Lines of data
** BEGIN **

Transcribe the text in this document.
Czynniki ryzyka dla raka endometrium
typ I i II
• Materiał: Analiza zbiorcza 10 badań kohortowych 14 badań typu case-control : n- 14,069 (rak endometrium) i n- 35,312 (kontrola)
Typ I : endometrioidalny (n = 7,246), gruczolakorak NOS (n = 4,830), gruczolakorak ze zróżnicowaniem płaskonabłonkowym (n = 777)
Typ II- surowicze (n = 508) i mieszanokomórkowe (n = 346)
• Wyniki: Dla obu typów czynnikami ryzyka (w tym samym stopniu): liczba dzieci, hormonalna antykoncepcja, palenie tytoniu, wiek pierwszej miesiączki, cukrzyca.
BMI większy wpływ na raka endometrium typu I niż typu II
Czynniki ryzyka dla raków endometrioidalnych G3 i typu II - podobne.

** END **

*Written instruction*: From the records above, pull out each line that has "Czynniki".

*Task output*:
Czynniki ryzyka dla raka endometrium
Czynniki ryzyka dla raków endometrioidalnych G3 i typu II - podobne.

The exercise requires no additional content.